- Exercise aim
Return the lines where the word "sałaty" occurs.

- Data entries
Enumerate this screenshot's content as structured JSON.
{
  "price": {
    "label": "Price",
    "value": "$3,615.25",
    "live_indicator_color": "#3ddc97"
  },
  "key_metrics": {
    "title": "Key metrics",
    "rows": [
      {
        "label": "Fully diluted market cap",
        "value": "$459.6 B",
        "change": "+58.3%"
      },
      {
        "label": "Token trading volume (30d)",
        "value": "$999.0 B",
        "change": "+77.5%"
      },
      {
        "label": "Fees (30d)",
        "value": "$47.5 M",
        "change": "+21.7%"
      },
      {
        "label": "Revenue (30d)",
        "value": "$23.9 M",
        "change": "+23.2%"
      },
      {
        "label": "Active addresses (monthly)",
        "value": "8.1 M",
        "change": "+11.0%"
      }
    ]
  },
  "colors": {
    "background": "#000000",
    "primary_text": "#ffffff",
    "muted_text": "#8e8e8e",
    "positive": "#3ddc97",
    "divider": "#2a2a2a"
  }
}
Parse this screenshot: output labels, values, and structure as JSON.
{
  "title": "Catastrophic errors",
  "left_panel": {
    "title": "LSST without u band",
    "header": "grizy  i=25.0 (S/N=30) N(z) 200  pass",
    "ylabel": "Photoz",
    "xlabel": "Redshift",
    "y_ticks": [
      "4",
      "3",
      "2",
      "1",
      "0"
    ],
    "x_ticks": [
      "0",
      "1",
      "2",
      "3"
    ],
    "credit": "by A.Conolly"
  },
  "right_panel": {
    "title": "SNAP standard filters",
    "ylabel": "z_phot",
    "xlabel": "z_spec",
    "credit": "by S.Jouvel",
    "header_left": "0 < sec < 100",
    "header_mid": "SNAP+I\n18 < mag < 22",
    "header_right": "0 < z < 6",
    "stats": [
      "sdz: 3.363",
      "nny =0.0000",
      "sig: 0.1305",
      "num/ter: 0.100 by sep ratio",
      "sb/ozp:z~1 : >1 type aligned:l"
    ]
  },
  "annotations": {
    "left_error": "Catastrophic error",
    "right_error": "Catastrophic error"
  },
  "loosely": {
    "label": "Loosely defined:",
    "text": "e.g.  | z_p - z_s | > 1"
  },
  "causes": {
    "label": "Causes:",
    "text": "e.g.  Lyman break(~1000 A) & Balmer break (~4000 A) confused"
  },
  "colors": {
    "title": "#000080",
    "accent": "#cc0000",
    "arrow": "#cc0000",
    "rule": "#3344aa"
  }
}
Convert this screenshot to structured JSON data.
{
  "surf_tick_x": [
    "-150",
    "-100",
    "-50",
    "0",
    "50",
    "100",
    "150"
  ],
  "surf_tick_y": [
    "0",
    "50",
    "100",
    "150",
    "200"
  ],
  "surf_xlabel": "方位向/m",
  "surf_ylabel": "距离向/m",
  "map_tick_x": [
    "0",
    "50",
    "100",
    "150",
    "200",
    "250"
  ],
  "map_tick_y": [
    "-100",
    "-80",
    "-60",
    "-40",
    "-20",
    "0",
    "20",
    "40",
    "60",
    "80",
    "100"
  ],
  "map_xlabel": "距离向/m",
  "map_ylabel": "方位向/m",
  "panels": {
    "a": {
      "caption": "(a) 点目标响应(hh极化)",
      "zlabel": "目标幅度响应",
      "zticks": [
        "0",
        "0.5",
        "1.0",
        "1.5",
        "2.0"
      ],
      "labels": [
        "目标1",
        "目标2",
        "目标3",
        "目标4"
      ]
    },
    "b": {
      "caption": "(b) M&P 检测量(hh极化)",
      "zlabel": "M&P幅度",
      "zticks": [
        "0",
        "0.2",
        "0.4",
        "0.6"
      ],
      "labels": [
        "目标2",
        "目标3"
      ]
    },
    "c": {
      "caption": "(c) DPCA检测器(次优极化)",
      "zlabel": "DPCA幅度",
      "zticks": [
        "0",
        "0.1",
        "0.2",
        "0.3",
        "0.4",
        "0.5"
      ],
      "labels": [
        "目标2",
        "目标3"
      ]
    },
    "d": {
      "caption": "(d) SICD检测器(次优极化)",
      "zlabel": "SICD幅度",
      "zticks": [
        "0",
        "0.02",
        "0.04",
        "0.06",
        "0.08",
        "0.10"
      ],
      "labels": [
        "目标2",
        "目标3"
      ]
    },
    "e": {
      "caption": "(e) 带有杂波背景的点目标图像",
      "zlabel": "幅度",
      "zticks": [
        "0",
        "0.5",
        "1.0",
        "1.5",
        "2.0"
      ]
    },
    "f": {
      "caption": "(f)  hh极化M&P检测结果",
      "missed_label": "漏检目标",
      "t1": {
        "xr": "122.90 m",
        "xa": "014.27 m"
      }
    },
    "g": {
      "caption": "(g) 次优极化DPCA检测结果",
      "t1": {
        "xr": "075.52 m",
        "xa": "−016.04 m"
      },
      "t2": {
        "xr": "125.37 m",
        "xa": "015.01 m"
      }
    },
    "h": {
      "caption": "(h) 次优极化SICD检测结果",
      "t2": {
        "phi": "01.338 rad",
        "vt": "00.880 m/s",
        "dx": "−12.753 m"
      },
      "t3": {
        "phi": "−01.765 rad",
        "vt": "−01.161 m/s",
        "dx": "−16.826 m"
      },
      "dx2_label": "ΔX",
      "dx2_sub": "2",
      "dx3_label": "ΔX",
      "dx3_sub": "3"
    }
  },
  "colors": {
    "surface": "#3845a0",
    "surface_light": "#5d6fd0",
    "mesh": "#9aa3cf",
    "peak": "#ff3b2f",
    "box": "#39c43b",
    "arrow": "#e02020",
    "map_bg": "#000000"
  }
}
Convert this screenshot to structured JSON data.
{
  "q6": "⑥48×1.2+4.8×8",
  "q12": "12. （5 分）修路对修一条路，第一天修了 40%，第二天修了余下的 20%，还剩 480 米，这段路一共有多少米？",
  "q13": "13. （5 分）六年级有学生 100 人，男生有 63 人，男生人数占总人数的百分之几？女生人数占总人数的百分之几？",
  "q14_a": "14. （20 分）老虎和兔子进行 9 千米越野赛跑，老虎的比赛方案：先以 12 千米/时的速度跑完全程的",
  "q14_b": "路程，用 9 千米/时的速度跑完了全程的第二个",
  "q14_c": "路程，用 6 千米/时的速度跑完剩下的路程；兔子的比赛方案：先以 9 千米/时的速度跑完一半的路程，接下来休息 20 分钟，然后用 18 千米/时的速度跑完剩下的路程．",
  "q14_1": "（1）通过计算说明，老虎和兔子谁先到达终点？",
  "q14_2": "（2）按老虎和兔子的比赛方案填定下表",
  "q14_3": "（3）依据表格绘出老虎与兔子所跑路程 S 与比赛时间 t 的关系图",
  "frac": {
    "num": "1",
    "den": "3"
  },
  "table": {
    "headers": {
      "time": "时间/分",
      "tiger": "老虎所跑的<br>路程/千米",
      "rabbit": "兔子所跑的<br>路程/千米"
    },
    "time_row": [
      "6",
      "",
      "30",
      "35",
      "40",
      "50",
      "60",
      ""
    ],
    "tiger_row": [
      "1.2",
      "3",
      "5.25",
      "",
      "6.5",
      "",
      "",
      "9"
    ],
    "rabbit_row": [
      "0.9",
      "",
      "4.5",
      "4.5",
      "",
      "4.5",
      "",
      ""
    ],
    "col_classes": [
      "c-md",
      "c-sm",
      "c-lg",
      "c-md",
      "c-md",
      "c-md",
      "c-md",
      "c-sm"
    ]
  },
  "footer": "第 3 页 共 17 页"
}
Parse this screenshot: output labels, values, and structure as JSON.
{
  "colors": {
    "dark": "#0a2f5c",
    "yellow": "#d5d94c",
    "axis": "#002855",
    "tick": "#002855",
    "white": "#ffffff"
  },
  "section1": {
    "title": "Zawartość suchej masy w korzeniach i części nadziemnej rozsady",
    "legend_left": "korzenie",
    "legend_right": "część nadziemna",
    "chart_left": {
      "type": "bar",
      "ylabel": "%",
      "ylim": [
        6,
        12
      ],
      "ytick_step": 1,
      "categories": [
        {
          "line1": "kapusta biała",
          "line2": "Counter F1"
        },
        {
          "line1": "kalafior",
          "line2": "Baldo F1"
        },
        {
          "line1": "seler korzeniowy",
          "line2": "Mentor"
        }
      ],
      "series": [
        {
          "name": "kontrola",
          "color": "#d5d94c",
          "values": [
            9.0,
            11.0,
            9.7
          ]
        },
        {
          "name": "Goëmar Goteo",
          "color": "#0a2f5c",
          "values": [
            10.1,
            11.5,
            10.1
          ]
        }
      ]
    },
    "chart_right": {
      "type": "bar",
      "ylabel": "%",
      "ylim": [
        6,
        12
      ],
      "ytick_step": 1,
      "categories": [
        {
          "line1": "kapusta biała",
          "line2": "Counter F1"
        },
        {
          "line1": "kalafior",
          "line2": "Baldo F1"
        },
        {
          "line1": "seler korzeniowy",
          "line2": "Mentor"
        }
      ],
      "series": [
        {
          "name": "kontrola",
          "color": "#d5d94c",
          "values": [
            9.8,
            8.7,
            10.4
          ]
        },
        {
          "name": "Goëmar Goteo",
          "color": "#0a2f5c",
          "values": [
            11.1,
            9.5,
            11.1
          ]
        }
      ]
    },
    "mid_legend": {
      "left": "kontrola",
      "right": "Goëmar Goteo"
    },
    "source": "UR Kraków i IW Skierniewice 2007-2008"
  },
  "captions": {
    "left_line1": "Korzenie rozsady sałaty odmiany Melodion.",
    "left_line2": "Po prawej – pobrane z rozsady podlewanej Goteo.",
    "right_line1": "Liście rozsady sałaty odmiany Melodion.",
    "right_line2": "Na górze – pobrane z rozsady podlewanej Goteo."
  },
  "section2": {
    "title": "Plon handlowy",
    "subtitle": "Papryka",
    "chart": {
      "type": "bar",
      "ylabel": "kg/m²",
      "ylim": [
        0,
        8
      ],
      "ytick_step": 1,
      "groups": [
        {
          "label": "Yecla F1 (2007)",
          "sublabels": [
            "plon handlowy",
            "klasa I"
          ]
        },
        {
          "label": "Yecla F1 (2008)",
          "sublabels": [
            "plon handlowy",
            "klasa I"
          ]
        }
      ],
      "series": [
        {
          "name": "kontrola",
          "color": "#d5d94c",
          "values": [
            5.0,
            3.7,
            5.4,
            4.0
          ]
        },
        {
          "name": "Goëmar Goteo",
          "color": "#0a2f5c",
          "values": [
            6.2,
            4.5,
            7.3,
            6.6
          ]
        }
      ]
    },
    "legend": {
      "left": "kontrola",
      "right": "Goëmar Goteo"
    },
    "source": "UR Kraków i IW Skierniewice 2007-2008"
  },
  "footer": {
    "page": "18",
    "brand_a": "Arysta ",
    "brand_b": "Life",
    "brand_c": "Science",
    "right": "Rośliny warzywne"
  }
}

- Answer to the problem
    "left_line1": "Korzenie rozsady sałaty odmiany Melodion.",
    "right_line1": "Liście rozsady sałaty odmiany Melodion.",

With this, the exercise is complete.